GIVEN PROBLEM:
Could you transcribe every record below exactly as written, leaving out any pictures?

ENTRIES:
----

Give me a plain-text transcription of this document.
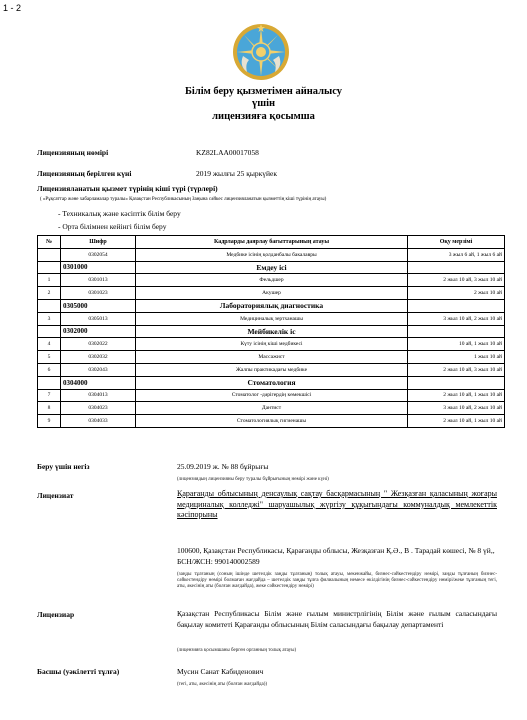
1 - 2
Білім беру қызметімен айналысу
үшін
лицензияға қосымша
Лицензияның нөмірі	KZ82LAA00017058
Лицензияның берілген күні	2019 жылғы 25 қыркүйек
Лицензияланатын қызмет түрінің кіші түрі (түрлері)
( «Рұқсаттар және хабарламалар туралы» Қазақстан Республикасының Заңына сәйкес лицензияланатын қызметтің кіші түрінің атауы)
- Техникалық және кәсіптік білім беру
- Орта білімнен кейінгі білім беру
№	Шифр	Кадрларды даярлау бағыттарының атауы	Оқу мерзімі
	0302054	Медбике ісінің қолданбалы бакалавры	3 жыл 6 ай, 1 жыл 6 ай
	0301000	Емдеу ісі	
1	0301013	Фельдшер	2 жыл 10 ай, 3 жыл 10 ай
2	0301023	Акушер	2 жыл 10 ай
	0305000	Лабораториялық диагностика	
3	0305013	Медициналық зертханашы	3 жыл 10 ай, 2 жыл 10 ай
	0302000	Мейбикелік іс	
4	0302022	Күту ісінің кіші медбикесі	10 ай, 1 жыл 10 ай
5	0302032	Массажист	1 жыл 10 ай
6	0302043	Жалпы практикадағы медбике	2 жыл 10 ай, 3 жыл 10 ай
	0304000	Стоматология	
7	0304013	Стоматолог -дәрігердің көмекшісі	2 жыл 10 ай, 1 жыл 10 ай
8	0304023	Дантист	3 жыл 10 ай, 2 жыл 10 ай
9	0304033	Стоматологиялық гигиенашы	2 жыл 10 ай, 1 жыл 10 ай
Беру үшін негіз	25.09.2019 ж. № 88 бұйрығы
(лицензиядың лицензияны беру туралы бұйрығының нөмірі және күні)
Лицензиат	Қарағанды облысының денсаулық сақтау басқармасының " Жезқазған қаласының жоғары медициналық колледжі" шаруашылық жүргізу құқығындағы коммуналдық мемлекеттік кәсіпорыны
100600, Қазақстан Республикасы, Қарағанды облысы, Жезқазған Қ.Ә., В . Тарадай көшесі, № 8 үй,, БСН/ЖСН: 990140002589
(заңды тұлғаның (соның ішінде шетелдік заңды тұлғаның) толық атауы, мекенжайы, бизнес-сәйкестендіру нөмірі, заңды тұлғаның бизнес-сәйкестендіру нөмірі болмаған жағдайда – шетелдік заңды тұлға филиалының немесе өкілдігінің бизнес-сәйкестендіру нөмірі/жеке тұлғаның тегі, аты, әкесінің аты (болған жағдайда), жеке сәйкестендіру нөмірі)
Лицензиар	Қазақстан Республикасы Білім және ғылым министрлігінің Білім және ғылым саласындағы бақылау комитеті Қарағанды облысының Білім саласындағы бақылау департаменті
(лицензияға қосымшаны берген органның толық атауы)
Басшы (уәкілетті тұлға)	Мусин Санат Кабиденович
(тегі, аты, әкесінің аты (болған жағдайда))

----

ANSWER BELOW:
Give me a plain-text transcription of this document.
1 - 2
Білім беру қызметімен айналысу
үшін
лицензияға қосымша
Лицензияның нөмірі	KZ82LAA00017058
Лицензияның берілген күні	2019 жылғы 25 қыркүйек
Лицензияланатын қызмет түрінің кіші түрі (түрлері)
( «Рұқсаттар және хабарламалар туралы» Қазақстан Республикасының Заңына сәйкес лицензияланатын қызметтің кіші түрінің атауы)
- Техникалық және кәсіптік білім беру
- Орта білімнен кейінгі білім беру
№	Шифр	Кадрларды даярлау бағыттарының атауы	Оқу мерзімі
	0302054	Медбике ісінің қолданбалы бакалавры	3 жыл 6 ай, 1 жыл 6 ай
	0301000	Емдеу ісі	
1	0301013	Фельдшер	2 жыл 10 ай, 3 жыл 10 ай
2	0301023	Акушер	2 жыл 10 ай
	0305000	Лабораториялық диагностика	
3	0305013	Медициналық зертханашы	3 жыл 10 ай, 2 жыл 10 ай
	0302000	Мейбикелік іс	
4	0302022	Күту ісінің кіші медбикесі	10 ай, 1 жыл 10 ай
5	0302032	Массажист	1 жыл 10 ай
6	0302043	Жалпы практикадағы медбике	2 жыл 10 ай, 3 жыл 10 ай
	0304000	Стоматология	
7	0304013	Стоматолог -дәрігердің көмекшісі	2 жыл 10 ай, 1 жыл 10 ай
8	0304023	Дантист	3 жыл 10 ай, 2 жыл 10 ай
9	0304033	Стоматологиялық гигиенашы	2 жыл 10 ай, 1 жыл 10 ай
Беру үшін негіз	25.09.2019 ж. № 88 бұйрығы
(лицензиядың лицензияны беру туралы бұйрығының нөмірі және күні)
Лицензиат	Қарағанды облысының денсаулық сақтау басқармасының " Жезқазған қаласының жоғары медициналық колледжі" шаруашылық жүргізу құқығындағы коммуналдық мемлекеттік кәсіпорыны
100600, Қазақстан Республикасы, Қарағанды облысы, Жезқазған Қ.Ә., В . Тарадай көшесі, № 8 үй,, БСН/ЖСН: 990140002589
(заңды тұлғаның (соның ішінде шетелдік заңды тұлғаның) толық атауы, мекенжайы, бизнес-сәйкестендіру нөмірі, заңды тұлғаның бизнес-сәйкестендіру нөмірі болмаған жағдайда – шетелдік заңды тұлға филиалының немесе өкілдігінің бизнес-сәйкестендіру нөмірі/жеке тұлғаның тегі, аты, әкесінің аты (болған жағдайда), жеке сәйкестендіру нөмірі)
Лицензиар	Қазақстан Республикасы Білім және ғылым министрлігінің Білім және ғылым саласындағы бақылау комитеті Қарағанды облысының Білім саласындағы бақылау департаменті
(лицензияға қосымшаны берген органның толық атауы)
Басшы (уәкілетті тұлға)	Мусин Санат Кабиденович
(тегі, аты, әкесінің аты (болған жағдайда))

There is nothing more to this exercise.